--- Begin Data extract ---

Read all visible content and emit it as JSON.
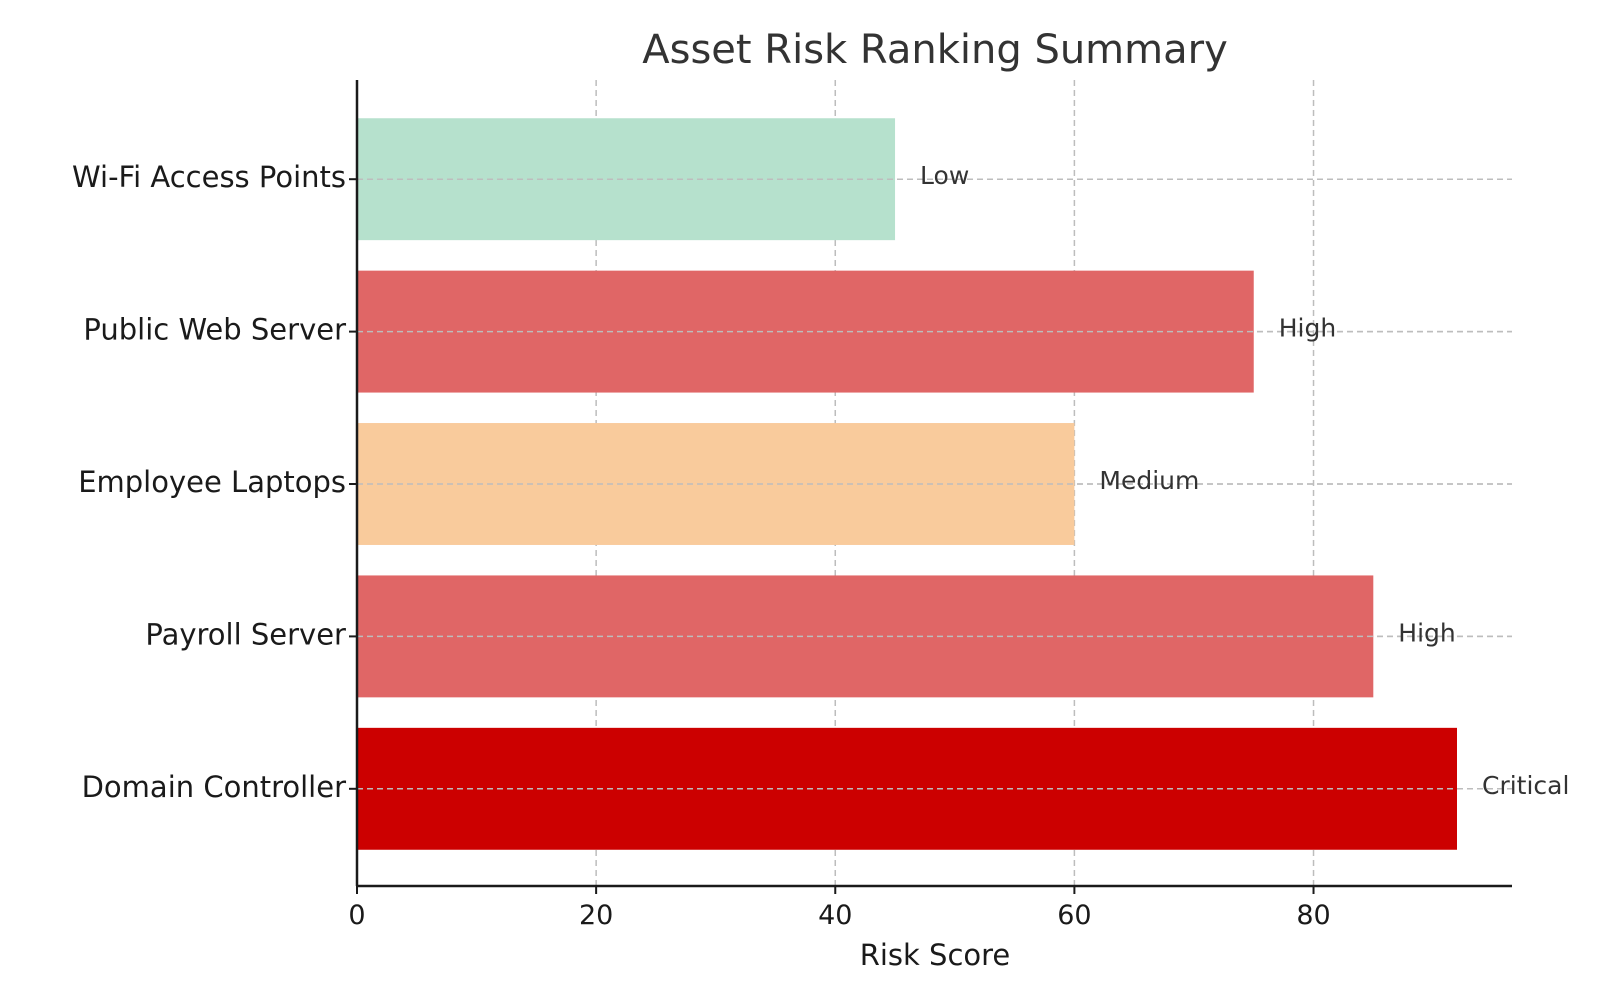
{
  "chart_data": {
    "type": "bar",
    "orientation": "horizontal",
    "title": "Asset Risk Ranking Summary",
    "xlabel": "Risk Score",
    "ylabel": "",
    "xlim": [
      0,
      96.6
    ],
    "xticks": [
      0,
      20,
      40,
      60,
      80
    ],
    "grid": true,
    "categories": [
      "Domain Controller",
      "Payroll Server",
      "Employee Laptops",
      "Public Web Server",
      "Wi-Fi Access Points"
    ],
    "values": [
      92,
      85,
      60,
      75,
      45
    ],
    "risk_levels": [
      "Critical",
      "High",
      "Medium",
      "High",
      "Low"
    ],
    "colors": [
      "#cc0000",
      "#e06666",
      "#f9cb9c",
      "#e06666",
      "#b6e1cd"
    ]
  }
}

--- End Data extract ---

* _Exercise directions_
Output, exactly, all the records above; include no pictures.

* _Full answer_
Read all visible content and emit it as JSON.
{
  "chart_data": {
    "type": "bar",
    "orientation": "horizontal",
    "title": "Asset Risk Ranking Summary",
    "xlabel": "Risk Score",
    "ylabel": "",
    "xlim": [
      0,
      96.6
    ],
    "xticks": [
      0,
      20,
      40,
      60,
      80
    ],
    "grid": true,
    "categories": [
      "Domain Controller",
      "Payroll Server",
      "Employee Laptops",
      "Public Web Server",
      "Wi-Fi Access Points"
    ],
    "values": [
      92,
      85,
      60,
      75,
      45
    ],
    "risk_levels": [
      "Critical",
      "High",
      "Medium",
      "High",
      "Low"
    ],
    "colors": [
      "#cc0000",
      "#e06666",
      "#f9cb9c",
      "#e06666",
      "#b6e1cd"
    ]
  }
}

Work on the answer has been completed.